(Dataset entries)
* begin *
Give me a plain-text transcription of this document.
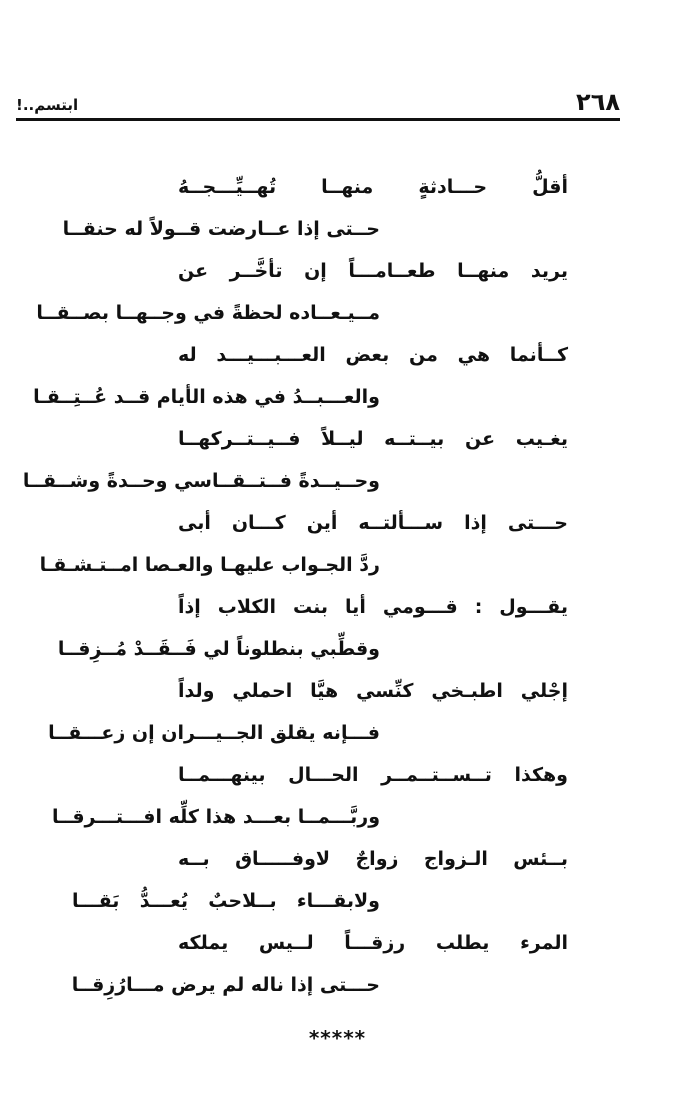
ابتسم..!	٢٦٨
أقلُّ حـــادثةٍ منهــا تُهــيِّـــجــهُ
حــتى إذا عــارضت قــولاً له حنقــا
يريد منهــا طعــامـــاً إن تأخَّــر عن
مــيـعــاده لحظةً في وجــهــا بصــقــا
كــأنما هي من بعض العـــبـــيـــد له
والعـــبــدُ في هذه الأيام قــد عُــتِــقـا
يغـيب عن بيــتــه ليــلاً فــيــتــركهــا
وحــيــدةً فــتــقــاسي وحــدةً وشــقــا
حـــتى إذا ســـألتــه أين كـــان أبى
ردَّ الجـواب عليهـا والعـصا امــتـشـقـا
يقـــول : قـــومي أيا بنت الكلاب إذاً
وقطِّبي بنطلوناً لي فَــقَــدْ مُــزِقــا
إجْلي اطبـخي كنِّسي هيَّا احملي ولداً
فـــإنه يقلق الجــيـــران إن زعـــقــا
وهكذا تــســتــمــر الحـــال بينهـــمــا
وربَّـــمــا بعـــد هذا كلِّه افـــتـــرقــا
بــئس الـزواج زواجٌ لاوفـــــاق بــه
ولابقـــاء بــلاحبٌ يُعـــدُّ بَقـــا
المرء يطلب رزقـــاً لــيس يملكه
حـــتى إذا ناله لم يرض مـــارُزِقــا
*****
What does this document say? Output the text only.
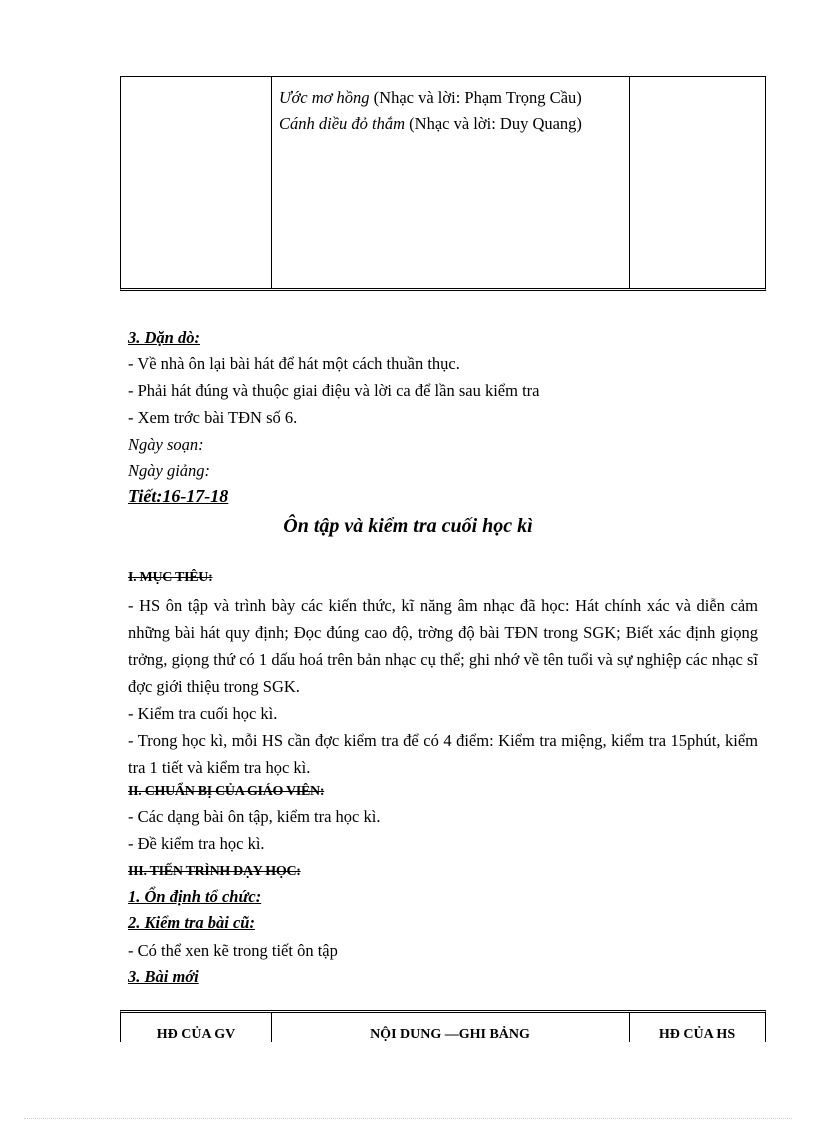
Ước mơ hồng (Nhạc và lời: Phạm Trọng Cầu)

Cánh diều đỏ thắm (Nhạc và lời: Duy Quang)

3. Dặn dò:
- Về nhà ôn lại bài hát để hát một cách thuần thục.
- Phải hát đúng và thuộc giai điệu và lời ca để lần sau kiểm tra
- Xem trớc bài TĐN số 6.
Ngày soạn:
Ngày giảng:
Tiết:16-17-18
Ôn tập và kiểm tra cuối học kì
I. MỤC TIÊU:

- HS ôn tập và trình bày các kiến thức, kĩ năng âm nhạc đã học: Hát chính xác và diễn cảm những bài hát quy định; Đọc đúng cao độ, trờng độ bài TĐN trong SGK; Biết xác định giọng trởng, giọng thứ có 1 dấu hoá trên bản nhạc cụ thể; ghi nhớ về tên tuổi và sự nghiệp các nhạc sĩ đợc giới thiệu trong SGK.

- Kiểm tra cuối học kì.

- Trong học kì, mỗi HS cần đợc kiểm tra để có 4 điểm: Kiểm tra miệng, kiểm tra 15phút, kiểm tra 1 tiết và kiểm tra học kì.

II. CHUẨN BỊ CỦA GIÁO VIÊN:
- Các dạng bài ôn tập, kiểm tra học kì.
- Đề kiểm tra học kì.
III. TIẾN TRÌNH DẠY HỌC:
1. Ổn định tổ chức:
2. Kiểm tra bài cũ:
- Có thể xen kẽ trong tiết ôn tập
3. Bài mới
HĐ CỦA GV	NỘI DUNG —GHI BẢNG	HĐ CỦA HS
* end *
* begin *
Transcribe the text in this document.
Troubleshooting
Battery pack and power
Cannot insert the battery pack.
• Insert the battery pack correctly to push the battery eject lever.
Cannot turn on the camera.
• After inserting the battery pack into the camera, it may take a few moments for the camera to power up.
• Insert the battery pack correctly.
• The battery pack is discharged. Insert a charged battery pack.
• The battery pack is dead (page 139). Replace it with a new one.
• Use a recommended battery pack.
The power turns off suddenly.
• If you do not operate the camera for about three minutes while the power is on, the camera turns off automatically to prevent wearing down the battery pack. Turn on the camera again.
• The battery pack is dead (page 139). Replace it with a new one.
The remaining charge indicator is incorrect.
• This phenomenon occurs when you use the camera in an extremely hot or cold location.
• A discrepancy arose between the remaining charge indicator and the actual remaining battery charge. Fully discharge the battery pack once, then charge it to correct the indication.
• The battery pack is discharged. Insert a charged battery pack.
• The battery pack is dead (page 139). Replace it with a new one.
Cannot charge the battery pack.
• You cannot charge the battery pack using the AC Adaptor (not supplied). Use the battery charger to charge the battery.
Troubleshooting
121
* end *
* begin *
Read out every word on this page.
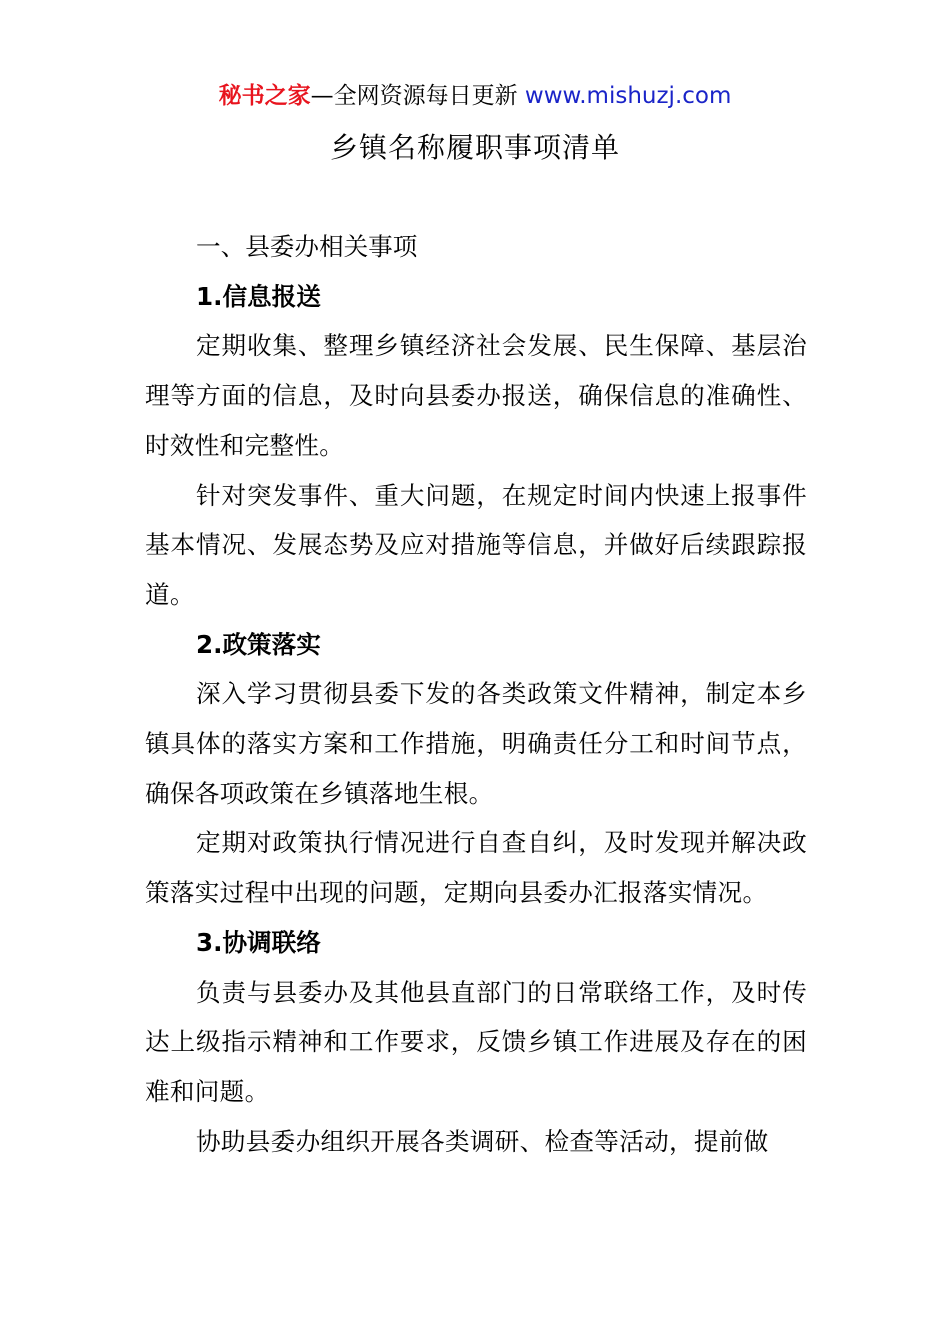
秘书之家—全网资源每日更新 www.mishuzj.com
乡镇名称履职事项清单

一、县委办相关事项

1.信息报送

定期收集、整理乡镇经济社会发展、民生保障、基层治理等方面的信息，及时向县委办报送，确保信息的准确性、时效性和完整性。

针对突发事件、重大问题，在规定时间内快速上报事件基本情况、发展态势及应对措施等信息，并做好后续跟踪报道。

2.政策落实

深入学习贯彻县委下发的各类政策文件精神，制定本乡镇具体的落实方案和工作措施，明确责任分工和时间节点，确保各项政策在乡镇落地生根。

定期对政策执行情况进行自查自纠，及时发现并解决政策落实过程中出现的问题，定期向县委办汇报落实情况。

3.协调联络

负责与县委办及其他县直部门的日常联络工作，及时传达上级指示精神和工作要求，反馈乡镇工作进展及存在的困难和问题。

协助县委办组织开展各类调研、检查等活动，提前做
* end *
_Work to do_
Show, from the listing above, each line that contains the word "correctly".

_Result below_
• Insert the battery pack correctly to push the battery eject lever.
• Insert the battery pack correctly.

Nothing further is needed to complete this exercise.